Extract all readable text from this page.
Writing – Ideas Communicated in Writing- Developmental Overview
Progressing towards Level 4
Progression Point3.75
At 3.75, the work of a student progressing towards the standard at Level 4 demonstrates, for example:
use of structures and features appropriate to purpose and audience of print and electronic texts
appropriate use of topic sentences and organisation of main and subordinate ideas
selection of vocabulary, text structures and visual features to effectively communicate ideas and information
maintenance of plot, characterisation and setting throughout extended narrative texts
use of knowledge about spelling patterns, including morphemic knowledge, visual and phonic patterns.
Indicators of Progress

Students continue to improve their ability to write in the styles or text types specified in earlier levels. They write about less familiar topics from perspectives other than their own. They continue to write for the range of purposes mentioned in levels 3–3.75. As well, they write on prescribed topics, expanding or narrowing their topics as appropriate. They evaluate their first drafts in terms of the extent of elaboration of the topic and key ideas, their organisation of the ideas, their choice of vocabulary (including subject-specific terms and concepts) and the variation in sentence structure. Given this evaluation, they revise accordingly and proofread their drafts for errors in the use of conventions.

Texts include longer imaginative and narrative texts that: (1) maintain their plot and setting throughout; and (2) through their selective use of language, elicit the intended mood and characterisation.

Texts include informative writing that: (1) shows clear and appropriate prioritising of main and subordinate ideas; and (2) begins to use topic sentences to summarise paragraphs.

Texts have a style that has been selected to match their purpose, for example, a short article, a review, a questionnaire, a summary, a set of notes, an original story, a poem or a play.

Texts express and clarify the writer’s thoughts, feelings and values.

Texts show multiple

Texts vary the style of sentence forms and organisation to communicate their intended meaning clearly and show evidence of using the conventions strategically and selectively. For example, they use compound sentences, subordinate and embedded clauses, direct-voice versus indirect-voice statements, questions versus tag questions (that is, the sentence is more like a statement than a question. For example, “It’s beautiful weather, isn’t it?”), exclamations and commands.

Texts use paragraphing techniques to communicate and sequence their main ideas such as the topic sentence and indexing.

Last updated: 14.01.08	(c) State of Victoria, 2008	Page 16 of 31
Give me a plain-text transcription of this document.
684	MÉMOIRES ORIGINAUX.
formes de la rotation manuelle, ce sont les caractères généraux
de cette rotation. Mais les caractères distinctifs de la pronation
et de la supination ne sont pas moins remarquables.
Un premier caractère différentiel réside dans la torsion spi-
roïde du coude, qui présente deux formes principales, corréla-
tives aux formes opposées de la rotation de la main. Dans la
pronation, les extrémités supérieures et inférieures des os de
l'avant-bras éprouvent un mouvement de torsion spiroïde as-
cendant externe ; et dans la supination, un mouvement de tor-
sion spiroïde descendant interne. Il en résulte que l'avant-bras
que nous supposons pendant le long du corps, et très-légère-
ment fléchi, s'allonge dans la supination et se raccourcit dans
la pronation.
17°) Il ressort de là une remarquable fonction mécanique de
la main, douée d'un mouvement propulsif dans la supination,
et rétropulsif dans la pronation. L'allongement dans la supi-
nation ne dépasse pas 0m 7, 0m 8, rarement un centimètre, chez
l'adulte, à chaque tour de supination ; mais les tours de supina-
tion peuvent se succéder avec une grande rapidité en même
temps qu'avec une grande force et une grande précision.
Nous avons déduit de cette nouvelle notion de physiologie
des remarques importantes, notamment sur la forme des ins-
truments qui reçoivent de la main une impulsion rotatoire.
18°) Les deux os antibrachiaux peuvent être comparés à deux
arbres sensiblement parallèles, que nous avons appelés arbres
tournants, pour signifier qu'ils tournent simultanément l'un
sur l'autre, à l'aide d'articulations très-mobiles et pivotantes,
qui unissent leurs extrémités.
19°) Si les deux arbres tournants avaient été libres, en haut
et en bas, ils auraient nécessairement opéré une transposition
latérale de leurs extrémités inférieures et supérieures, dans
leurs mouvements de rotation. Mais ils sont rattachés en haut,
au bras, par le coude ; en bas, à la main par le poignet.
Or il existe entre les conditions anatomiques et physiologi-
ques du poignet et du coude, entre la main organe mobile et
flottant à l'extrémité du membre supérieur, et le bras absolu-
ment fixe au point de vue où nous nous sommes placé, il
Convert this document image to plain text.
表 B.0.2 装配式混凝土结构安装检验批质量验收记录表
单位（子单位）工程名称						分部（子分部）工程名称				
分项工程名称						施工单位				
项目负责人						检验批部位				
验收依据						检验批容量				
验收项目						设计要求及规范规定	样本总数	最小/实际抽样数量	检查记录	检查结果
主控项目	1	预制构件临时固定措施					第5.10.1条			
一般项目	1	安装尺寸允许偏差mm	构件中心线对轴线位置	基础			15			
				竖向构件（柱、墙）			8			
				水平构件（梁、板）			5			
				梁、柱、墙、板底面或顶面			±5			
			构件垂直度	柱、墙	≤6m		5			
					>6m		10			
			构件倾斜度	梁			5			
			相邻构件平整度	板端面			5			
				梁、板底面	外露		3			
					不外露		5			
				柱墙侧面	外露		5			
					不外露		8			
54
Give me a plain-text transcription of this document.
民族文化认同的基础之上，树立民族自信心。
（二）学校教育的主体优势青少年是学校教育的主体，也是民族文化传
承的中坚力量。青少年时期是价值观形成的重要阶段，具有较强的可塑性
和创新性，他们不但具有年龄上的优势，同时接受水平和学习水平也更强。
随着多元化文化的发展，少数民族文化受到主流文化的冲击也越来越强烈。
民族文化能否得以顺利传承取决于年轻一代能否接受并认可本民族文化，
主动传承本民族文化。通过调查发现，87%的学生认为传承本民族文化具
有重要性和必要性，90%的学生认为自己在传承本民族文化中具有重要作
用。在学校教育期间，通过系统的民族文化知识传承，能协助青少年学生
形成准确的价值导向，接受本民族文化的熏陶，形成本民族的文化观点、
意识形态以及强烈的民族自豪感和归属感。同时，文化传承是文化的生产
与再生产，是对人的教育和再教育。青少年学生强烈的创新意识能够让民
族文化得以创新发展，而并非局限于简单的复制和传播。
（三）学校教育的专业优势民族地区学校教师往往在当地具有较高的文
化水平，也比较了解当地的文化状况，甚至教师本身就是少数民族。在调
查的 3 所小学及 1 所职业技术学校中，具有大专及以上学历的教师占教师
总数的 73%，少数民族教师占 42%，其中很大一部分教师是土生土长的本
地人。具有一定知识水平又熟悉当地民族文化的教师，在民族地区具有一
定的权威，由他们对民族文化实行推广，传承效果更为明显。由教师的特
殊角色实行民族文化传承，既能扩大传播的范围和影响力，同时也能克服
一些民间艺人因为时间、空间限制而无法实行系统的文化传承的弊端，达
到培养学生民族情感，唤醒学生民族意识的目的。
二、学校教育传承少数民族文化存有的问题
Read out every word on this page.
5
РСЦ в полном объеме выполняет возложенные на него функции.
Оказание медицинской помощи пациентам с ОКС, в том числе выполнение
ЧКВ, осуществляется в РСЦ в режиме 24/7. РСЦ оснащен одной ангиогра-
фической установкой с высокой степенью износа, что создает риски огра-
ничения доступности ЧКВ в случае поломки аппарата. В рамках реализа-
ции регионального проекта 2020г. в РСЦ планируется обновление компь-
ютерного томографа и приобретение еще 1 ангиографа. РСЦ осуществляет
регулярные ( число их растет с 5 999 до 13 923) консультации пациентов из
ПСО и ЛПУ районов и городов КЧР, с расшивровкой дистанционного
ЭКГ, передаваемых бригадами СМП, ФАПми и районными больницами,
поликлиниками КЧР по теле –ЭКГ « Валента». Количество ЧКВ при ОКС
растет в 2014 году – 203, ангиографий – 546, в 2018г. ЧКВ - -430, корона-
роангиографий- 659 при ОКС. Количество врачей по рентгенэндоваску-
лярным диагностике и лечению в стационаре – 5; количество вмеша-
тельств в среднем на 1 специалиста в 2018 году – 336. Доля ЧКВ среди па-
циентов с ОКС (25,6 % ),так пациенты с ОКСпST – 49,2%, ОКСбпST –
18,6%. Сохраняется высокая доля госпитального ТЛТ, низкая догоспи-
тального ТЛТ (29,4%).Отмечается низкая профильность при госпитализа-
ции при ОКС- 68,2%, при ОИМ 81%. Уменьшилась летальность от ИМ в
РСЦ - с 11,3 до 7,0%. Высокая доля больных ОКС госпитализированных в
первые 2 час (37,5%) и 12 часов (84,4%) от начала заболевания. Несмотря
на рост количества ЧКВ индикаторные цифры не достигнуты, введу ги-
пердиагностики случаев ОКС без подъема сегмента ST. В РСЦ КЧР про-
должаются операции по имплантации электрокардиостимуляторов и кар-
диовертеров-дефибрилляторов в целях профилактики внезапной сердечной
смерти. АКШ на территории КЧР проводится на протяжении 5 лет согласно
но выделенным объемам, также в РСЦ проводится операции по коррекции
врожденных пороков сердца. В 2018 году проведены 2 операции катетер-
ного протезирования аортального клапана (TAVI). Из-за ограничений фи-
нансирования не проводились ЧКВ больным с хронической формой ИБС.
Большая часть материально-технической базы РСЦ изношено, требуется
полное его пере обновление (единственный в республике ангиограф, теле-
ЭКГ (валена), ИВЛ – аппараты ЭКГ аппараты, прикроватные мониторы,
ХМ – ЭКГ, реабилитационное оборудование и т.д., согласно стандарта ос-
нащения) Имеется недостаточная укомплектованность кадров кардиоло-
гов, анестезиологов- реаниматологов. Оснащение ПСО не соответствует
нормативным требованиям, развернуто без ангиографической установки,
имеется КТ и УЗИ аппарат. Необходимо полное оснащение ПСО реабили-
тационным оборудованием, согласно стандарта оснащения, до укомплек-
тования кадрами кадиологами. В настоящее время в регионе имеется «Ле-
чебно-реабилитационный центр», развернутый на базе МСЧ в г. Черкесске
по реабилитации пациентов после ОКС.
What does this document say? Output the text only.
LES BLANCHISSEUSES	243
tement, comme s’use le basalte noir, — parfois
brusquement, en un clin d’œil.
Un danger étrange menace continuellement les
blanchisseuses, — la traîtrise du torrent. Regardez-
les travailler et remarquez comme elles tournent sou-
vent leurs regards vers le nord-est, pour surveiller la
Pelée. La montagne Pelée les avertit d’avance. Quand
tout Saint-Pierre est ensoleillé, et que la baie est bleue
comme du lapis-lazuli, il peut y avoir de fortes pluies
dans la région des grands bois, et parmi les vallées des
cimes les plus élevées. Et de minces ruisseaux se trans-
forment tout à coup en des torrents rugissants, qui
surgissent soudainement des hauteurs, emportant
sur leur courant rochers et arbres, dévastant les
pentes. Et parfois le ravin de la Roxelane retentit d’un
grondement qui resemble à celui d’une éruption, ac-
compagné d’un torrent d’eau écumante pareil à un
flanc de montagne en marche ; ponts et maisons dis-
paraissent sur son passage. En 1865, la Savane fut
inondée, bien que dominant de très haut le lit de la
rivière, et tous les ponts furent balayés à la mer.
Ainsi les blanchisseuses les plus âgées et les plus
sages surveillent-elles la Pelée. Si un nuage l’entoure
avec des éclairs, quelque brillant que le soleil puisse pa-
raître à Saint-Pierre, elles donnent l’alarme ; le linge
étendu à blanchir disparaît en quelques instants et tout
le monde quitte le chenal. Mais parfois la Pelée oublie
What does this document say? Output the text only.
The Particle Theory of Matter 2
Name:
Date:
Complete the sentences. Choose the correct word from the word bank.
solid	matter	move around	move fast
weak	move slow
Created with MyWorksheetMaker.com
----
## Exercise goal:
Copy down every line of the entries containing the word "низкая".

## Complete answer:
18,6%. Сохраняется высокая доля госпитального ТЛТ, низкая догоспи-
тального ТЛТ (29,4%).Отмечается низкая профильность при госпитализа-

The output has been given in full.